### Work to be completed
The data below should be printed in full, exactly, and without any of its images.

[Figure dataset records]
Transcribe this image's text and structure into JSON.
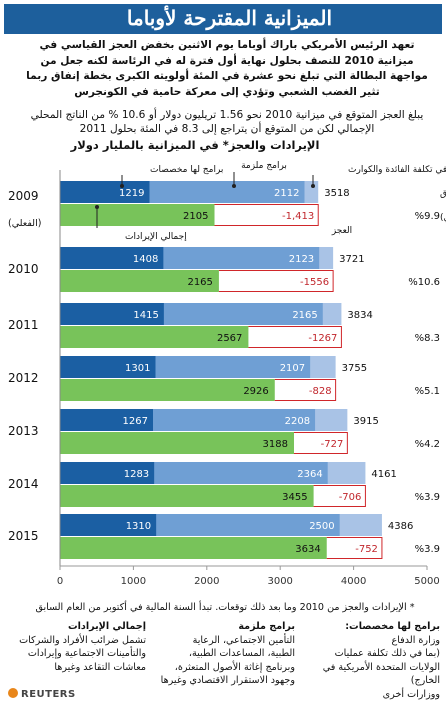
{
  "title": "الميزانية المقترحة لأوباما",
  "intro": "تعهد الرئيس الأمريكي باراك أوباما يوم الاثنين بخفض العجز القياسي في ميزانية 2010 للنصف بحلول نهاية أول فترة له في الرئاسة لكنه جعل من مواجهة البطالة التي تبلغ نحو عشرة في المئة أولويته الكبرى بخطة إنفاق ربما تثير الغضب الشعبي وتؤدي إلى معركة حامية في الكونجرس",
  "subtext": "يبلغ العجز المتوقع في ميزانية 2010 نحو 1.56 تريليون دولار أو 10.6 % من الناتج المحلي الإجمالي لكن من المتوقع أن يتراجع إلى 8.3 في المئة بحلول 2011",
  "chart_title": "الإيرادات والعجز* في الميزانية بالمليار دولار",
  "labels": {
    "programs_with_allocations": "برامج لها مخصصات",
    "mandatory_programs": "برامج ملزمة",
    "net_interest": "صافي تكلفة الفائدة والكوارث",
    "total_spending": "إجمالي أوجه الإنفاق",
    "gdp_pct": "(من الناتج المحلي)",
    "deficit": "العجز",
    "total_revenue": "إجمالي الإيرادات",
    "actual": "(الفعلي)"
  },
  "footnote": "* الإيرادات والعجز من 2010 وما بعد ذلك توقعات. تبدأ السنة المالية في أكتوبر من العام السابق",
  "legend": {
    "col1_title": "برامج لها مخصصات:",
    "col1_lines": [
      "وزارة الدفاع",
      "(بما في ذلك تكلفة عمليات",
      "الولايات المتحدة الأمريكية في الخارج)",
      "ووزارات أخرى"
    ],
    "col2_title": "برامج ملزمة",
    "col2_lines": [
      "التأمين الاجتماعي، الرعاية",
      "الطبية، المساعدات الطبية،",
      "وبرنامج إغاثة الأصول المتعثرة،",
      "وجهود الاستقرار الاقتصادي وغيرها"
    ],
    "col3_title": "إجمالي الإيرادات",
    "col3_lines": [
      "تشمل ضرائب الأفراد والشركات",
      "والتأمينات الاجتماعية وإيرادات",
      "معاشات التقاعد وغيرها"
    ]
  },
  "source": "REUTERS",
  "colors": {
    "title_bg": "#1d5f9c",
    "programs_with_allocations": "#1b5fa3",
    "mandatory_programs": "#6f9fd4",
    "net_interest": "#a9c3e6",
    "revenue": "#78c35a",
    "deficit_line": "#d0262a",
    "deficit_text": "#c1272d"
  },
  "chart_data": {
    "type": "bar",
    "xlim": [
      0,
      5000
    ],
    "xticks": [
      0,
      1000,
      2000,
      3000,
      4000,
      5000
    ],
    "categories": [
      "2009",
      "2010",
      "2011",
      "2012",
      "2013",
      "2014",
      "2015"
    ],
    "series": [
      {
        "name": "برامج لها مخصصات",
        "values": [
          1219,
          1408,
          1415,
          1301,
          1267,
          1283,
          1310
        ]
      },
      {
        "name": "برامج ملزمة",
        "values": [
          2112,
          2123,
          2165,
          2107,
          2208,
          2364,
          2500
        ]
      },
      {
        "name": "إجمالي أوجه الإنفاق",
        "values": [
          3518,
          3721,
          3834,
          3755,
          3915,
          4161,
          4386
        ]
      },
      {
        "name": "إجمالي الإيرادات",
        "values": [
          2105,
          2165,
          2567,
          2926,
          3188,
          3455,
          3634
        ]
      },
      {
        "name": "العجز",
        "values": [
          -1413,
          -1556,
          -1267,
          -828,
          -727,
          -706,
          -752
        ]
      }
    ],
    "deficit_gdp_labels": [
      "%9.9",
      "%10.6",
      "%8.3",
      "%5.1",
      "%4.2",
      "%3.9",
      "%3.9"
    ],
    "deficit_labels": [
      "-1,413",
      "-1556",
      "-1267",
      "-828",
      "-727",
      "-706",
      "-752"
    ]
  }
}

### Answer below
Transcribe this image's text and structure into JSON.
{
  "title": "الميزانية المقترحة لأوباما",
  "intro": "تعهد الرئيس الأمريكي باراك أوباما يوم الاثنين بخفض العجز القياسي في ميزانية 2010 للنصف بحلول نهاية أول فترة له في الرئاسة لكنه جعل من مواجهة البطالة التي تبلغ نحو عشرة في المئة أولويته الكبرى بخطة إنفاق ربما تثير الغضب الشعبي وتؤدي إلى معركة حامية في الكونجرس",
  "subtext": "يبلغ العجز المتوقع في ميزانية 2010 نحو 1.56 تريليون دولار أو 10.6 % من الناتج المحلي الإجمالي لكن من المتوقع أن يتراجع إلى 8.3 في المئة بحلول 2011",
  "chart_title": "الإيرادات والعجز* في الميزانية بالمليار دولار",
  "labels": {
    "programs_with_allocations": "برامج لها مخصصات",
    "mandatory_programs": "برامج ملزمة",
    "net_interest": "صافي تكلفة الفائدة والكوارث",
    "total_spending": "إجمالي أوجه الإنفاق",
    "gdp_pct": "(من الناتج المحلي)",
    "deficit": "العجز",
    "total_revenue": "إجمالي الإيرادات",
    "actual": "(الفعلي)"
  },
  "footnote": "* الإيرادات والعجز من 2010 وما بعد ذلك توقعات. تبدأ السنة المالية في أكتوبر من العام السابق",
  "legend": {
    "col1_title": "برامج لها مخصصات:",
    "col1_lines": [
      "وزارة الدفاع",
      "(بما في ذلك تكلفة عمليات",
      "الولايات المتحدة الأمريكية في الخارج)",
      "ووزارات أخرى"
    ],
    "col2_title": "برامج ملزمة",
    "col2_lines": [
      "التأمين الاجتماعي، الرعاية",
      "الطبية، المساعدات الطبية،",
      "وبرنامج إغاثة الأصول المتعثرة،",
      "وجهود الاستقرار الاقتصادي وغيرها"
    ],
    "col3_title": "إجمالي الإيرادات",
    "col3_lines": [
      "تشمل ضرائب الأفراد والشركات",
      "والتأمينات الاجتماعية وإيرادات",
      "معاشات التقاعد وغيرها"
    ]
  },
  "source": "REUTERS",
  "colors": {
    "title_bg": "#1d5f9c",
    "programs_with_allocations": "#1b5fa3",
    "mandatory_programs": "#6f9fd4",
    "net_interest": "#a9c3e6",
    "revenue": "#78c35a",
    "deficit_line": "#d0262a",
    "deficit_text": "#c1272d"
  },
  "chart_data": {
    "type": "bar",
    "xlim": [
      0,
      5000
    ],
    "xticks": [
      0,
      1000,
      2000,
      3000,
      4000,
      5000
    ],
    "categories": [
      "2009",
      "2010",
      "2011",
      "2012",
      "2013",
      "2014",
      "2015"
    ],
    "series": [
      {
        "name": "برامج لها مخصصات",
        "values": [
          1219,
          1408,
          1415,
          1301,
          1267,
          1283,
          1310
        ]
      },
      {
        "name": "برامج ملزمة",
        "values": [
          2112,
          2123,
          2165,
          2107,
          2208,
          2364,
          2500
        ]
      },
      {
        "name": "إجمالي أوجه الإنفاق",
        "values": [
          3518,
          3721,
          3834,
          3755,
          3915,
          4161,
          4386
        ]
      },
      {
        "name": "إجمالي الإيرادات",
        "values": [
          2105,
          2165,
          2567,
          2926,
          3188,
          3455,
          3634
        ]
      },
      {
        "name": "العجز",
        "values": [
          -1413,
          -1556,
          -1267,
          -828,
          -727,
          -706,
          -752
        ]
      }
    ],
    "deficit_gdp_labels": [
      "%9.9",
      "%10.6",
      "%8.3",
      "%5.1",
      "%4.2",
      "%3.9",
      "%3.9"
    ],
    "deficit_labels": [
      "-1,413",
      "-1556",
      "-1267",
      "-828",
      "-727",
      "-706",
      "-752"
    ]
  }
}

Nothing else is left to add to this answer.